* EXERCISE:
Below are records. Count every line containing the word "name" and give the number alone.

┌─ DATA FOR PROCESSING

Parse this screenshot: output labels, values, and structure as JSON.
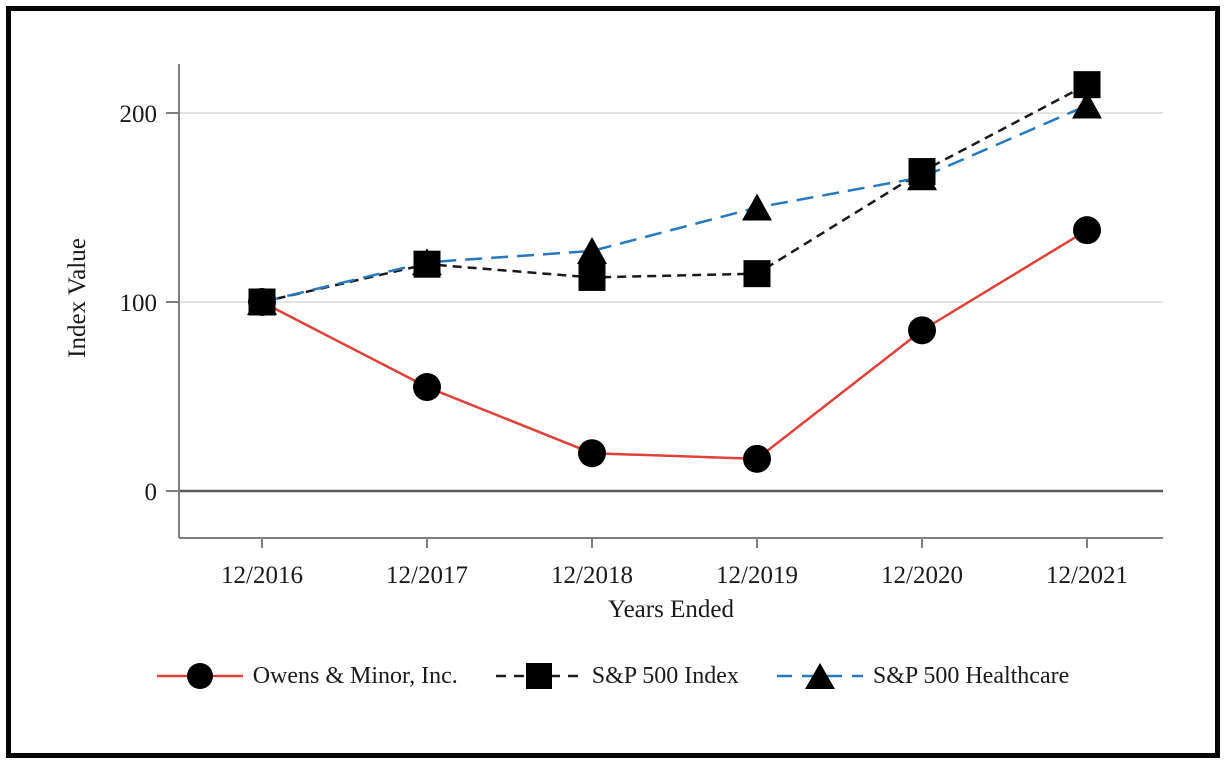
{
  "figure": {
    "background": "#ffffff",
    "border_color": "#050505"
  },
  "chart_data": {
    "type": "line",
    "title": "",
    "xlabel": "Years Ended",
    "ylabel": "Index Value",
    "categories": [
      "12/2016",
      "12/2017",
      "12/2018",
      "12/2019",
      "12/2020",
      "12/2021"
    ],
    "yticks": [
      0,
      100,
      200
    ],
    "ylim": [
      -25,
      226
    ],
    "grid": "horizontal-light",
    "legend_position": "bottom-center",
    "marker_color": "#000000",
    "axis_color": "#7f7f7f",
    "zero_line_color": "#595959",
    "grid_color": "#dcdcdc",
    "series": [
      {
        "name": "Owens & Minor, Inc.",
        "marker": "circle",
        "line_style": "solid",
        "color": "#e0403a",
        "values": [
          100,
          55,
          20,
          17,
          85,
          138
        ]
      },
      {
        "name": "S&P 500 Index",
        "marker": "square",
        "line_style": "dashed",
        "color": "#1a1a1a",
        "values": [
          100,
          120,
          113,
          115,
          169,
          215
        ]
      },
      {
        "name": "S&P 500 Healthcare",
        "marker": "triangle",
        "line_style": "long-dashed",
        "color": "#2878be",
        "values": [
          100,
          121,
          127,
          150,
          166,
          204
        ]
      }
    ]
  }
}
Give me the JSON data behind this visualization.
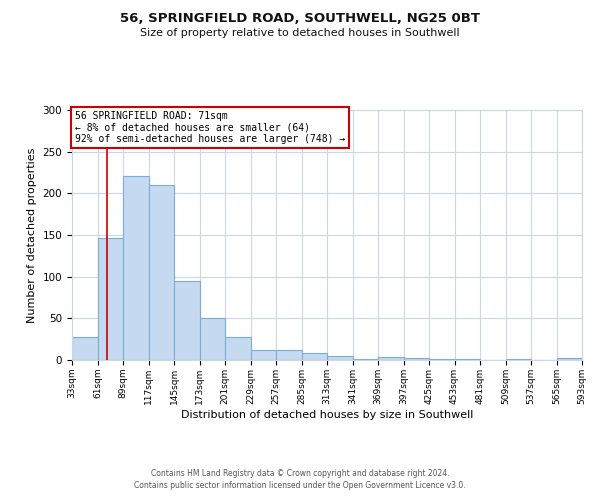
{
  "title": "56, SPRINGFIELD ROAD, SOUTHWELL, NG25 0BT",
  "subtitle": "Size of property relative to detached houses in Southwell",
  "xlabel": "Distribution of detached houses by size in Southwell",
  "ylabel": "Number of detached properties",
  "bin_edges": [
    33,
    61,
    89,
    117,
    145,
    173,
    201,
    229,
    257,
    285,
    313,
    341,
    369,
    397,
    425,
    453,
    481,
    509,
    537,
    565,
    593
  ],
  "bar_heights": [
    28,
    147,
    221,
    210,
    95,
    50,
    28,
    12,
    12,
    8,
    5,
    1,
    4,
    3,
    1,
    1,
    0,
    1,
    0,
    2
  ],
  "bar_color": "#c5d9f0",
  "bar_edge_color": "#7aafd4",
  "ylim": [
    0,
    300
  ],
  "yticks": [
    0,
    50,
    100,
    150,
    200,
    250,
    300
  ],
  "vline_x": 71,
  "vline_color": "#cc0000",
  "annotation_line1": "56 SPRINGFIELD ROAD: 71sqm",
  "annotation_line2": "← 8% of detached houses are smaller (64)",
  "annotation_line3": "92% of semi-detached houses are larger (748) →",
  "annotation_box_color": "#cc0000",
  "footer_line1": "Contains HM Land Registry data © Crown copyright and database right 2024.",
  "footer_line2": "Contains public sector information licensed under the Open Government Licence v3.0.",
  "background_color": "#ffffff",
  "grid_color": "#ccd6e8",
  "tick_labels": [
    "33sqm",
    "61sqm",
    "89sqm",
    "117sqm",
    "145sqm",
    "173sqm",
    "201sqm",
    "229sqm",
    "257sqm",
    "285sqm",
    "313sqm",
    "341sqm",
    "369sqm",
    "397sqm",
    "425sqm",
    "453sqm",
    "481sqm",
    "509sqm",
    "537sqm",
    "565sqm",
    "593sqm"
  ]
}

└─

* SOLUTION FOR THIS TASK:
3